(Excerpts from a figure dataset)

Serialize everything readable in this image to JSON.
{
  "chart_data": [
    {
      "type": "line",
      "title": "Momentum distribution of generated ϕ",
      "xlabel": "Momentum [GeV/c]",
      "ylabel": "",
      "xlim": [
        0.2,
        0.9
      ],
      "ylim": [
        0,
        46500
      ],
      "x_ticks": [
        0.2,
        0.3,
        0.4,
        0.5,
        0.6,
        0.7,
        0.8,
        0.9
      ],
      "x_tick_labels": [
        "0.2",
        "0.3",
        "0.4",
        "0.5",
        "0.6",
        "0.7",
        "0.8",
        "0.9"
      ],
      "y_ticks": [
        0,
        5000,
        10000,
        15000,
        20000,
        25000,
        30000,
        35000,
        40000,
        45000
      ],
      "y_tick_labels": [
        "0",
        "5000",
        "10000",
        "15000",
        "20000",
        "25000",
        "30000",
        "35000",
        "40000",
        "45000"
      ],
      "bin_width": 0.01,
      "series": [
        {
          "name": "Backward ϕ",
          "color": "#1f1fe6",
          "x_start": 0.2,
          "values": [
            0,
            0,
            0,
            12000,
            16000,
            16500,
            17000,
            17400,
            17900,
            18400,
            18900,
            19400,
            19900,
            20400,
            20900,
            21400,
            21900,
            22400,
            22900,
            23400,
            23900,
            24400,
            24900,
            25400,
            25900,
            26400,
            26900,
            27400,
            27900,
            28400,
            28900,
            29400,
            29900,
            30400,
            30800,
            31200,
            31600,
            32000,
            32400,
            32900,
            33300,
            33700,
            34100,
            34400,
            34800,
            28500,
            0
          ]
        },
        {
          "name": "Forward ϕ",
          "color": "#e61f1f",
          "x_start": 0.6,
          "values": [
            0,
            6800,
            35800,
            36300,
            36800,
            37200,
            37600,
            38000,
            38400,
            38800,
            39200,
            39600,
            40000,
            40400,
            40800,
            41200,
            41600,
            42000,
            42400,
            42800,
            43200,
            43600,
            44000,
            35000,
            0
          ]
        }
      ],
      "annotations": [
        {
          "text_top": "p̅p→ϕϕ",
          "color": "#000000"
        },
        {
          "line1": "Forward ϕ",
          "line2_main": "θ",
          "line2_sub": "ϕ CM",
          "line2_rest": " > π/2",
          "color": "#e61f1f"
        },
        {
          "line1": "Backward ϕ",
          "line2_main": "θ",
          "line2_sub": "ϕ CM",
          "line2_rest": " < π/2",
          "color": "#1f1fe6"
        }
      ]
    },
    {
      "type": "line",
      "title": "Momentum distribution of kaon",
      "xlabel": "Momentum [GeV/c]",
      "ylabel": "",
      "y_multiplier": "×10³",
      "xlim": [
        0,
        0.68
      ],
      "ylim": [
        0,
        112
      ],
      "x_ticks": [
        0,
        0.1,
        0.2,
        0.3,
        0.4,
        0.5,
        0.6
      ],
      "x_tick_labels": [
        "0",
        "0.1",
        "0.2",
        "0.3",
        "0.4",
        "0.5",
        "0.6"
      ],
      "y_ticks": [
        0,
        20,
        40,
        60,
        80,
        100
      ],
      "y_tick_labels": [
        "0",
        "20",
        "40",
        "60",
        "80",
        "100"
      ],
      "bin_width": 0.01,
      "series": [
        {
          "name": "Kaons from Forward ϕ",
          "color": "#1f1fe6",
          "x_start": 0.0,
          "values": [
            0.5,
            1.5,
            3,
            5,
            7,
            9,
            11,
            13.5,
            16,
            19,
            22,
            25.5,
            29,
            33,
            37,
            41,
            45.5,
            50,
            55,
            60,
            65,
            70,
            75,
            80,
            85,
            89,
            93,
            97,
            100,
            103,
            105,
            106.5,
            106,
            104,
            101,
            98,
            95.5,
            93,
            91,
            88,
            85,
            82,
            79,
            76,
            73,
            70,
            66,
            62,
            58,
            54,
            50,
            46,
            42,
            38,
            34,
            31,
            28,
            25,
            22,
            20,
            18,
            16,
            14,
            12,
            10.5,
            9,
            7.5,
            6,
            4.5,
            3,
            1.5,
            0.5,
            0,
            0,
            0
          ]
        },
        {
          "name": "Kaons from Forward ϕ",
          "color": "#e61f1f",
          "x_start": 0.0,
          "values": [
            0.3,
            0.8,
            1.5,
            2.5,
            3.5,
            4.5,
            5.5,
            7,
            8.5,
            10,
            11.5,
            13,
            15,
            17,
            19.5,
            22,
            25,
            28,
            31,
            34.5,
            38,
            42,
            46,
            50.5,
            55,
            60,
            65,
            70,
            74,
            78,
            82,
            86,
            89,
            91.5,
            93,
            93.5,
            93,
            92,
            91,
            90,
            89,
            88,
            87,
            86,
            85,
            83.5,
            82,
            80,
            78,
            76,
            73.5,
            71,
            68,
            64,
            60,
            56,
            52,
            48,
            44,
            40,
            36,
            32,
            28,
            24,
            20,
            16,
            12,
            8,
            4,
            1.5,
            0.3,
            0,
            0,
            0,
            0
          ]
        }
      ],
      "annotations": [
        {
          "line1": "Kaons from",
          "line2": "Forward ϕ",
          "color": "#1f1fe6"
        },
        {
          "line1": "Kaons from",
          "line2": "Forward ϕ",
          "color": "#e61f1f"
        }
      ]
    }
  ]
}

* _Exercise prompt_:
Retype the records that precede this task, keeping them exactly the same.

* _Result below_:
Serialize everything readable in this image to JSON.
{
  "chart_data": [
    {
      "type": "line",
      "title": "Momentum distribution of generated ϕ",
      "xlabel": "Momentum [GeV/c]",
      "ylabel": "",
      "xlim": [
        0.2,
        0.9
      ],
      "ylim": [
        0,
        46500
      ],
      "x_ticks": [
        0.2,
        0.3,
        0.4,
        0.5,
        0.6,
        0.7,
        0.8,
        0.9
      ],
      "x_tick_labels": [
        "0.2",
        "0.3",
        "0.4",
        "0.5",
        "0.6",
        "0.7",
        "0.8",
        "0.9"
      ],
      "y_ticks": [
        0,
        5000,
        10000,
        15000,
        20000,
        25000,
        30000,
        35000,
        40000,
        45000
      ],
      "y_tick_labels": [
        "0",
        "5000",
        "10000",
        "15000",
        "20000",
        "25000",
        "30000",
        "35000",
        "40000",
        "45000"
      ],
      "bin_width": 0.01,
      "series": [
        {
          "name": "Backward ϕ",
          "color": "#1f1fe6",
          "x_start": 0.2,
          "values": [
            0,
            0,
            0,
            12000,
            16000,
            16500,
            17000,
            17400,
            17900,
            18400,
            18900,
            19400,
            19900,
            20400,
            20900,
            21400,
            21900,
            22400,
            22900,
            23400,
            23900,
            24400,
            24900,
            25400,
            25900,
            26400,
            26900,
            27400,
            27900,
            28400,
            28900,
            29400,
            29900,
            30400,
            30800,
            31200,
            31600,
            32000,
            32400,
            32900,
            33300,
            33700,
            34100,
            34400,
            34800,
            28500,
            0
          ]
        },
        {
          "name": "Forward ϕ",
          "color": "#e61f1f",
          "x_start": 0.6,
          "values": [
            0,
            6800,
            35800,
            36300,
            36800,
            37200,
            37600,
            38000,
            38400,
            38800,
            39200,
            39600,
            40000,
            40400,
            40800,
            41200,
            41600,
            42000,
            42400,
            42800,
            43200,
            43600,
            44000,
            35000,
            0
          ]
        }
      ],
      "annotations": [
        {
          "text_top": "p̅p→ϕϕ",
          "color": "#000000"
        },
        {
          "line1": "Forward ϕ",
          "line2_main": "θ",
          "line2_sub": "ϕ CM",
          "line2_rest": " > π/2",
          "color": "#e61f1f"
        },
        {
          "line1": "Backward ϕ",
          "line2_main": "θ",
          "line2_sub": "ϕ CM",
          "line2_rest": " < π/2",
          "color": "#1f1fe6"
        }
      ]
    },
    {
      "type": "line",
      "title": "Momentum distribution of kaon",
      "xlabel": "Momentum [GeV/c]",
      "ylabel": "",
      "y_multiplier": "×10³",
      "xlim": [
        0,
        0.68
      ],
      "ylim": [
        0,
        112
      ],
      "x_ticks": [
        0,
        0.1,
        0.2,
        0.3,
        0.4,
        0.5,
        0.6
      ],
      "x_tick_labels": [
        "0",
        "0.1",
        "0.2",
        "0.3",
        "0.4",
        "0.5",
        "0.6"
      ],
      "y_ticks": [
        0,
        20,
        40,
        60,
        80,
        100
      ],
      "y_tick_labels": [
        "0",
        "20",
        "40",
        "60",
        "80",
        "100"
      ],
      "bin_width": 0.01,
      "series": [
        {
          "name": "Kaons from Forward ϕ",
          "color": "#1f1fe6",
          "x_start": 0.0,
          "values": [
            0.5,
            1.5,
            3,
            5,
            7,
            9,
            11,
            13.5,
            16,
            19,
            22,
            25.5,
            29,
            33,
            37,
            41,
            45.5,
            50,
            55,
            60,
            65,
            70,
            75,
            80,
            85,
            89,
            93,
            97,
            100,
            103,
            105,
            106.5,
            106,
            104,
            101,
            98,
            95.5,
            93,
            91,
            88,
            85,
            82,
            79,
            76,
            73,
            70,
            66,
            62,
            58,
            54,
            50,
            46,
            42,
            38,
            34,
            31,
            28,
            25,
            22,
            20,
            18,
            16,
            14,
            12,
            10.5,
            9,
            7.5,
            6,
            4.5,
            3,
            1.5,
            0.5,
            0,
            0,
            0
          ]
        },
        {
          "name": "Kaons from Forward ϕ",
          "color": "#e61f1f",
          "x_start": 0.0,
          "values": [
            0.3,
            0.8,
            1.5,
            2.5,
            3.5,
            4.5,
            5.5,
            7,
            8.5,
            10,
            11.5,
            13,
            15,
            17,
            19.5,
            22,
            25,
            28,
            31,
            34.5,
            38,
            42,
            46,
            50.5,
            55,
            60,
            65,
            70,
            74,
            78,
            82,
            86,
            89,
            91.5,
            93,
            93.5,
            93,
            92,
            91,
            90,
            89,
            88,
            87,
            86,
            85,
            83.5,
            82,
            80,
            78,
            76,
            73.5,
            71,
            68,
            64,
            60,
            56,
            52,
            48,
            44,
            40,
            36,
            32,
            28,
            24,
            20,
            16,
            12,
            8,
            4,
            1.5,
            0.3,
            0,
            0,
            0,
            0
          ]
        }
      ],
      "annotations": [
        {
          "line1": "Kaons from",
          "line2": "Forward ϕ",
          "color": "#1f1fe6"
        },
        {
          "line1": "Kaons from",
          "line2": "Forward ϕ",
          "color": "#e61f1f"
        }
      ]
    }
  ]
}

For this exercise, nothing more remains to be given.